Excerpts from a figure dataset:
[start]

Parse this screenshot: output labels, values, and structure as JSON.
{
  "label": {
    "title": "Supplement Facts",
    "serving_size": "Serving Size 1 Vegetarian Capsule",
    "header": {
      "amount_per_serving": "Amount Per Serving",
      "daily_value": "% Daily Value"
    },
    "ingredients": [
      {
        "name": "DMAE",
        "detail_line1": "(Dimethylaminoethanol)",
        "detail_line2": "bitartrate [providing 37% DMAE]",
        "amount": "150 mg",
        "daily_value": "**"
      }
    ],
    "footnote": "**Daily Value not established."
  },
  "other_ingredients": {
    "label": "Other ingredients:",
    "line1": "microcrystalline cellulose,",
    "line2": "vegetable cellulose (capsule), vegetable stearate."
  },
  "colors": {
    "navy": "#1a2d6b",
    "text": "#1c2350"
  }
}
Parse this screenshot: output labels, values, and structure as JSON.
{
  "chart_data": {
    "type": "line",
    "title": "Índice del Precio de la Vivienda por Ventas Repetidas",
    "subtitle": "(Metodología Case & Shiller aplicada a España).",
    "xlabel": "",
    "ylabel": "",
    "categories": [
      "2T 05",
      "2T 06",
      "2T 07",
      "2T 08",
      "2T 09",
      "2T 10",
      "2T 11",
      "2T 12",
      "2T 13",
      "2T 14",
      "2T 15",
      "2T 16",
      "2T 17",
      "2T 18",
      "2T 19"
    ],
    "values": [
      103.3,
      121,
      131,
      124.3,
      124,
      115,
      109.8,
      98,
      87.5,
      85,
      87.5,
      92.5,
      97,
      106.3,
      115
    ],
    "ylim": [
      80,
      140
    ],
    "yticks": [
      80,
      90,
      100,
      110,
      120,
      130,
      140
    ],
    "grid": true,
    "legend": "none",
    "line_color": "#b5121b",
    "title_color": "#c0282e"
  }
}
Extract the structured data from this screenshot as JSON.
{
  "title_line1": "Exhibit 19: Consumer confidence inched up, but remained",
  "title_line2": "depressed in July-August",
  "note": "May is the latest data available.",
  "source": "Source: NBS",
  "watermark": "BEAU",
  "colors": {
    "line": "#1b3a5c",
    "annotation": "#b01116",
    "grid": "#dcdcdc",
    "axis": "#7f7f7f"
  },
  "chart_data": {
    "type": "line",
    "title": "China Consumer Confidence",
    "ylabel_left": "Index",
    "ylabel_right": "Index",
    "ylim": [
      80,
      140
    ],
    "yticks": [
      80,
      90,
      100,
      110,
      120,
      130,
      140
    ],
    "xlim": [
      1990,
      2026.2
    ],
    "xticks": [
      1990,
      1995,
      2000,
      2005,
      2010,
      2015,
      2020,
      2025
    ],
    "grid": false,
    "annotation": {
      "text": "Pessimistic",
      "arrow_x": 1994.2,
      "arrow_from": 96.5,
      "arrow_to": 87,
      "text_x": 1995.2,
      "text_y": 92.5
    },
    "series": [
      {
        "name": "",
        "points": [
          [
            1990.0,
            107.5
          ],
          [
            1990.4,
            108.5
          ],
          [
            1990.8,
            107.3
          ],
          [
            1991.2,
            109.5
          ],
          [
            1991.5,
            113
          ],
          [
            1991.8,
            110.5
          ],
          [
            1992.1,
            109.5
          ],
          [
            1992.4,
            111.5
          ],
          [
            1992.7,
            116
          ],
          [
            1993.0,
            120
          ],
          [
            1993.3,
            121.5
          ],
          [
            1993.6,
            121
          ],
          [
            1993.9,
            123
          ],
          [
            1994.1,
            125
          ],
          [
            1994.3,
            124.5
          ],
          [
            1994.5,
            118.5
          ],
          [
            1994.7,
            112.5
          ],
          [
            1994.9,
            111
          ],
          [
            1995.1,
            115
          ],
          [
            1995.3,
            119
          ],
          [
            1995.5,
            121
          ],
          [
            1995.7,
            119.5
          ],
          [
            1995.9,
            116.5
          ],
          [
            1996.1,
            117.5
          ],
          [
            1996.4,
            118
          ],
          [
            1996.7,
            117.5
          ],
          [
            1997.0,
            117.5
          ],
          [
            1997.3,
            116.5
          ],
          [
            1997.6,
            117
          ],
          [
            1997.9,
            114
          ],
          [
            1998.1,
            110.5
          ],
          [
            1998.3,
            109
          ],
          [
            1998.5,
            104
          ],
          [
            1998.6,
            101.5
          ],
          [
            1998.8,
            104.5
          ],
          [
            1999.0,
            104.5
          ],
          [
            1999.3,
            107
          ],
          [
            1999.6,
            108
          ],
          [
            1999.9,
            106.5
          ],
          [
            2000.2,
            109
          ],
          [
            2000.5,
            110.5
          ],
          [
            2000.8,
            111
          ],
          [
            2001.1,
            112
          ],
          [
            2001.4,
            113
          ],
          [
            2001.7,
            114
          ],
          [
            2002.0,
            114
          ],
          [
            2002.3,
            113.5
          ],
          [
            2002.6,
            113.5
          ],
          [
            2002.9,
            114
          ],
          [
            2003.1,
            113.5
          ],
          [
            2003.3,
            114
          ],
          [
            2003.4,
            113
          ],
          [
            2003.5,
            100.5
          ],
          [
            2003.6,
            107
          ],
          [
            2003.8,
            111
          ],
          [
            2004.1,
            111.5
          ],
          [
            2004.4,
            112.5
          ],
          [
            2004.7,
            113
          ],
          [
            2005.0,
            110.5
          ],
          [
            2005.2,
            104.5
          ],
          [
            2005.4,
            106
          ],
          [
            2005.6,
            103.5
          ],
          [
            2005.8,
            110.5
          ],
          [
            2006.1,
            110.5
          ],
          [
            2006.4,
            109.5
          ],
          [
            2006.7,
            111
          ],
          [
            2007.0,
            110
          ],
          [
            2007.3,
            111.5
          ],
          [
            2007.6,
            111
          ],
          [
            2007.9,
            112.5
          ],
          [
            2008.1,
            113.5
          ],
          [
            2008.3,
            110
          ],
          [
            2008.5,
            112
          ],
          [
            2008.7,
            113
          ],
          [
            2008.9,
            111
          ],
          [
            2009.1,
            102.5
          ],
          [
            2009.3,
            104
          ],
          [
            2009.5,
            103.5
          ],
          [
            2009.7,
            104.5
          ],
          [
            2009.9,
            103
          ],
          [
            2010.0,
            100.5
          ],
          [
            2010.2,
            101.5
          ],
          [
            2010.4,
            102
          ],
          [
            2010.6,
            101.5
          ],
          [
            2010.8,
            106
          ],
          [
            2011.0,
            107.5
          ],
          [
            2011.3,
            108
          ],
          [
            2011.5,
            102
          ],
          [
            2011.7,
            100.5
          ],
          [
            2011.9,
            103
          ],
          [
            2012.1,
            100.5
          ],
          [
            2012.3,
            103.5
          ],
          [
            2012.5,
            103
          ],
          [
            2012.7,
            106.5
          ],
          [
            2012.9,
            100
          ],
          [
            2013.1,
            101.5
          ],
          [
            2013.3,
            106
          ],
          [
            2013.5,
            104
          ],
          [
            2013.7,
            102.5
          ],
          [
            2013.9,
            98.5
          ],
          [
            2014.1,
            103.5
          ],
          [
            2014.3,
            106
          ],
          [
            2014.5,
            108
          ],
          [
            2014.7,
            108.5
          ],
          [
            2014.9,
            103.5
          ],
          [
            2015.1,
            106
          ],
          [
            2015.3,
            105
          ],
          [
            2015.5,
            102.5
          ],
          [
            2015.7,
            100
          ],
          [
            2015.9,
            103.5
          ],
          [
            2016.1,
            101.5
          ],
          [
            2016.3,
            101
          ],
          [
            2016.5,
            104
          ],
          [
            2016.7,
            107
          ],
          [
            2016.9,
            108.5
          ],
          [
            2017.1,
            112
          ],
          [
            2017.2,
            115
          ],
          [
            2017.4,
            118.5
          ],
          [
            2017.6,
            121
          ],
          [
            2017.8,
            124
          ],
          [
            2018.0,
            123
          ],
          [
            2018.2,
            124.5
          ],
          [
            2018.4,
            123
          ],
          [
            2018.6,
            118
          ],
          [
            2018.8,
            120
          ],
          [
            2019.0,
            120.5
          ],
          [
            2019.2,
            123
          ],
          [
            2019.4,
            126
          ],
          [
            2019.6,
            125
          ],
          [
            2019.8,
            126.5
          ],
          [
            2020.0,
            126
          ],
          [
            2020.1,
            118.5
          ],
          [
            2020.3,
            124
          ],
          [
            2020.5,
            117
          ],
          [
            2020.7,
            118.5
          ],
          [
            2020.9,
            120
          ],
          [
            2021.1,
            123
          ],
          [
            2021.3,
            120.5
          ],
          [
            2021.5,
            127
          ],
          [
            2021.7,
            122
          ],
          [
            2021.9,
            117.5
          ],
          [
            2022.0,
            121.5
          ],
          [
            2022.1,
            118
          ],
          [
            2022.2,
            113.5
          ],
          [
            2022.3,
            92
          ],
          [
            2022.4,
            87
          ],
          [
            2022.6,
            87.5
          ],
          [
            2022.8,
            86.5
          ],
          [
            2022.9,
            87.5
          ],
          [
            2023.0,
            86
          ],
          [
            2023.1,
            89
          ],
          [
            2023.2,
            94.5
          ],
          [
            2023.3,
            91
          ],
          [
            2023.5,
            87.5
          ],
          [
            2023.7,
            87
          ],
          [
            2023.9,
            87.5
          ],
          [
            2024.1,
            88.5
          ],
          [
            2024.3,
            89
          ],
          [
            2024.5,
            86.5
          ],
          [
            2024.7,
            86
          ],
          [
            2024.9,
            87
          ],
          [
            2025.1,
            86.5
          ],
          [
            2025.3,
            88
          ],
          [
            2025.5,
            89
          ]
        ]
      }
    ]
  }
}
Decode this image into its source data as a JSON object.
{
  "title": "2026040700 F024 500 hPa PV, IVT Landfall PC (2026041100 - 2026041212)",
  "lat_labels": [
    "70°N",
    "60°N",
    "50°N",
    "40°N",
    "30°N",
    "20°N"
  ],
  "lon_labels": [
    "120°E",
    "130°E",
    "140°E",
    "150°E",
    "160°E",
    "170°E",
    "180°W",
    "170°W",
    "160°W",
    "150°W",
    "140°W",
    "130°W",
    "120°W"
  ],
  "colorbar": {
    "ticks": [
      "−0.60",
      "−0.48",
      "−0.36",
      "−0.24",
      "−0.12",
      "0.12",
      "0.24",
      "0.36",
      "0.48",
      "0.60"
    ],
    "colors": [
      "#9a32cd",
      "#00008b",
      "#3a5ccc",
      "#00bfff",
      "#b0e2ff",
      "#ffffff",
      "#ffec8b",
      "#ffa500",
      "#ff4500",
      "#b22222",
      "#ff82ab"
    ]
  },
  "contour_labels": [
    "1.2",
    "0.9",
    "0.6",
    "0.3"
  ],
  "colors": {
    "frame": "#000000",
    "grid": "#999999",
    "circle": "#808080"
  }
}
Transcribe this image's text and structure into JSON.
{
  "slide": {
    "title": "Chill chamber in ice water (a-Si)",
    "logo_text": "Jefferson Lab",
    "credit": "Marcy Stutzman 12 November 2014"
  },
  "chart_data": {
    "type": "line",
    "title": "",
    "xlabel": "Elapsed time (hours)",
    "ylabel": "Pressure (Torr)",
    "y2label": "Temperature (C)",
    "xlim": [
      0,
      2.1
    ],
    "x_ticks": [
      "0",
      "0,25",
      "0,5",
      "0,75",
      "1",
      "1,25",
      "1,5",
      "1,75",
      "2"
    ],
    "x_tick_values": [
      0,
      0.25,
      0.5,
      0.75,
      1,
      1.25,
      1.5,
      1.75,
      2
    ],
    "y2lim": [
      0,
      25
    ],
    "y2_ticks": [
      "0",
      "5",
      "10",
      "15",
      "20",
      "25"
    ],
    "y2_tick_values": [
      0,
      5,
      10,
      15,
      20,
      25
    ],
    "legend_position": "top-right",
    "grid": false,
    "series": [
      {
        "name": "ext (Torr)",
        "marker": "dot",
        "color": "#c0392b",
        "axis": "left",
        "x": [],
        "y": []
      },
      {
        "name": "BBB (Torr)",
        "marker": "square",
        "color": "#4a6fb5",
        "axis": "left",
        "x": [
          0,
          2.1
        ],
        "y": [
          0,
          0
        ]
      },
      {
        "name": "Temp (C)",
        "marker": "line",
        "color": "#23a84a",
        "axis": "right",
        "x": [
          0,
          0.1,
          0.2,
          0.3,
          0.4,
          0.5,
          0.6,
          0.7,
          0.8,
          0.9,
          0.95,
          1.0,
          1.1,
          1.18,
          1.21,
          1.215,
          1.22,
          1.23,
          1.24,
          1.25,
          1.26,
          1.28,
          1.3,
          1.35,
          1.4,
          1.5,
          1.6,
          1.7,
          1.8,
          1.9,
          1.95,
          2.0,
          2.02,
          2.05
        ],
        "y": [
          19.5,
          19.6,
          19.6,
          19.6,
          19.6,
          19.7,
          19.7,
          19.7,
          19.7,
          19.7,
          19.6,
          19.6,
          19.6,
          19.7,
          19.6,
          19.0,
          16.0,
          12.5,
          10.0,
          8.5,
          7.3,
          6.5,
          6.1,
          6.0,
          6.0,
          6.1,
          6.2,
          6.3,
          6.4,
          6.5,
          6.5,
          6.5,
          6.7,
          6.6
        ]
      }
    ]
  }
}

[end]

Required work: Looking at the records above, count the lines where the word "cellulose" appears. State only the number.

Task answer: 2